[REQUIREMENTS] Search the data below for the word "accidentes" and copy each line that holds it.

— Start —

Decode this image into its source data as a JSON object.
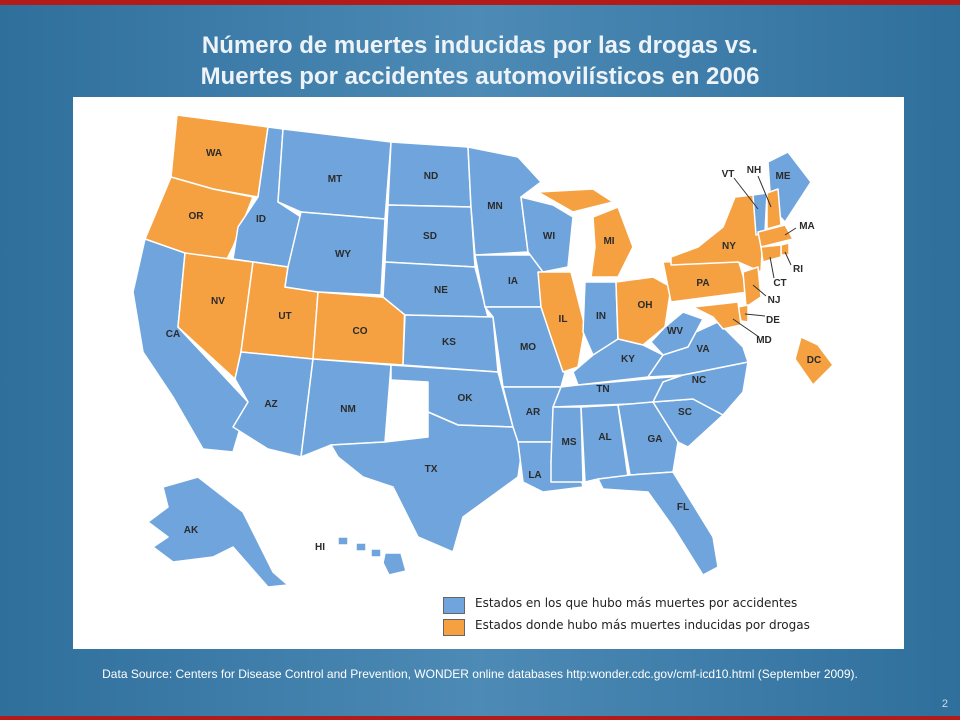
{
  "title": {
    "line1": "Número de muertes inducidas por las drogas vs.",
    "line2": "Muertes por accidentes automovilísticos en 2006"
  },
  "colors": {
    "traffic": "#6fa4dc",
    "drug": "#f5a142",
    "title": "#eef3f8",
    "accent": "#b31b1b"
  },
  "legend": {
    "traffic_label": "Estados en los que hubo más muertes por accidentes",
    "drug_label": "Estados donde hubo más muertes inducidas por drogas"
  },
  "states": [
    {
      "code": "WA",
      "category": "drug"
    },
    {
      "code": "OR",
      "category": "drug"
    },
    {
      "code": "CA",
      "category": "traffic"
    },
    {
      "code": "ID",
      "category": "traffic"
    },
    {
      "code": "NV",
      "category": "drug"
    },
    {
      "code": "UT",
      "category": "drug"
    },
    {
      "code": "AZ",
      "category": "traffic"
    },
    {
      "code": "MT",
      "category": "traffic"
    },
    {
      "code": "WY",
      "category": "traffic"
    },
    {
      "code": "CO",
      "category": "drug"
    },
    {
      "code": "NM",
      "category": "traffic"
    },
    {
      "code": "ND",
      "category": "traffic"
    },
    {
      "code": "SD",
      "category": "traffic"
    },
    {
      "code": "NE",
      "category": "traffic"
    },
    {
      "code": "KS",
      "category": "traffic"
    },
    {
      "code": "OK",
      "category": "traffic"
    },
    {
      "code": "TX",
      "category": "traffic"
    },
    {
      "code": "MN",
      "category": "traffic"
    },
    {
      "code": "IA",
      "category": "traffic"
    },
    {
      "code": "MO",
      "category": "traffic"
    },
    {
      "code": "AR",
      "category": "traffic"
    },
    {
      "code": "LA",
      "category": "traffic"
    },
    {
      "code": "WI",
      "category": "traffic"
    },
    {
      "code": "IL",
      "category": "drug"
    },
    {
      "code": "MI",
      "category": "drug"
    },
    {
      "code": "IN",
      "category": "traffic"
    },
    {
      "code": "OH",
      "category": "drug"
    },
    {
      "code": "KY",
      "category": "traffic"
    },
    {
      "code": "TN",
      "category": "traffic"
    },
    {
      "code": "MS",
      "category": "traffic"
    },
    {
      "code": "AL",
      "category": "traffic"
    },
    {
      "code": "GA",
      "category": "traffic"
    },
    {
      "code": "FL",
      "category": "traffic"
    },
    {
      "code": "SC",
      "category": "traffic"
    },
    {
      "code": "NC",
      "category": "traffic"
    },
    {
      "code": "VA",
      "category": "traffic"
    },
    {
      "code": "WV",
      "category": "traffic"
    },
    {
      "code": "PA",
      "category": "drug"
    },
    {
      "code": "NY",
      "category": "drug"
    },
    {
      "code": "ME",
      "category": "traffic"
    },
    {
      "code": "VT",
      "category": "traffic"
    },
    {
      "code": "NH",
      "category": "drug"
    },
    {
      "code": "MA",
      "category": "drug"
    },
    {
      "code": "RI",
      "category": "drug"
    },
    {
      "code": "CT",
      "category": "drug"
    },
    {
      "code": "NJ",
      "category": "drug"
    },
    {
      "code": "DE",
      "category": "drug"
    },
    {
      "code": "MD",
      "category": "drug"
    },
    {
      "code": "DC",
      "category": "drug"
    },
    {
      "code": "AK",
      "category": "traffic"
    },
    {
      "code": "HI",
      "category": "traffic"
    }
  ],
  "source": "Data Source: Centers for Disease Control and Prevention,  WONDER online databases http:wonder.cdc.gov/cmf-icd10.html (September 2009).",
  "page_number": "2"
}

— End —

[TASK RESPONSE]
    "line2": "Muertes por accidentes automovilísticos en 2006"
    "traffic_label": "Estados en los que hubo más muertes por accidentes",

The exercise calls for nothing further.